----- Record excerpts -----
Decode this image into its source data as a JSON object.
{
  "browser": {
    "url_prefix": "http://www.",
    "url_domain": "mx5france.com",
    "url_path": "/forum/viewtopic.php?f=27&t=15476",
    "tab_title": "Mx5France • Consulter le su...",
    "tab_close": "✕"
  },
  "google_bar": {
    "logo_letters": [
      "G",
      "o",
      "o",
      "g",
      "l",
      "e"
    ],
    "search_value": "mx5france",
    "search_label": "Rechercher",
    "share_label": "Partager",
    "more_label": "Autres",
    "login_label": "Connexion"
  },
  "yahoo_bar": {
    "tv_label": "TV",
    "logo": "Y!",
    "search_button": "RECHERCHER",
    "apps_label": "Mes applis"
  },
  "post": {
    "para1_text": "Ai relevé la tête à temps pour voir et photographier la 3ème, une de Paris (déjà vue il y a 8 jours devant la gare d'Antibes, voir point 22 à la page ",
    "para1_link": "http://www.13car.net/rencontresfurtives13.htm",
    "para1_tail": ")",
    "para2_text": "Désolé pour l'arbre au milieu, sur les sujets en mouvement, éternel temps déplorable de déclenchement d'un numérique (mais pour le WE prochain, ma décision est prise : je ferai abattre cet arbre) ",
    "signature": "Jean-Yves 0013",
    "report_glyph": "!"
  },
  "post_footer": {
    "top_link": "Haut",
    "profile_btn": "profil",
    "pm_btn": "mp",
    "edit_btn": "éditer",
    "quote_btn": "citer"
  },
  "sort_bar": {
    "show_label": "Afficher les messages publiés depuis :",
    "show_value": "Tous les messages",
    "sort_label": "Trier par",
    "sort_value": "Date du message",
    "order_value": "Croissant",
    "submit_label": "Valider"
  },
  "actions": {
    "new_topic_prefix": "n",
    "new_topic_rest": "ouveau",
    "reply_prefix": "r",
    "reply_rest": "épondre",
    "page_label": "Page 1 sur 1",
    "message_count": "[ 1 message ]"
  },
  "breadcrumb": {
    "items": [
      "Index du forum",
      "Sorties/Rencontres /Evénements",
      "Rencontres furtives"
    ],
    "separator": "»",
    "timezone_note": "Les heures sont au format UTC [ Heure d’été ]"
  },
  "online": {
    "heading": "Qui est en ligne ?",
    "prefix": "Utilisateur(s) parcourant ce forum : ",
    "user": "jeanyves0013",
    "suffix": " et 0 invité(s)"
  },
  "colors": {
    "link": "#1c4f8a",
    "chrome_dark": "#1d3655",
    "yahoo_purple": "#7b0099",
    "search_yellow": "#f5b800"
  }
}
-----
#### Problem details:
Some lines of the data above may hold the word "temps"; report how many do, and nothing else.

#### Finished task:
2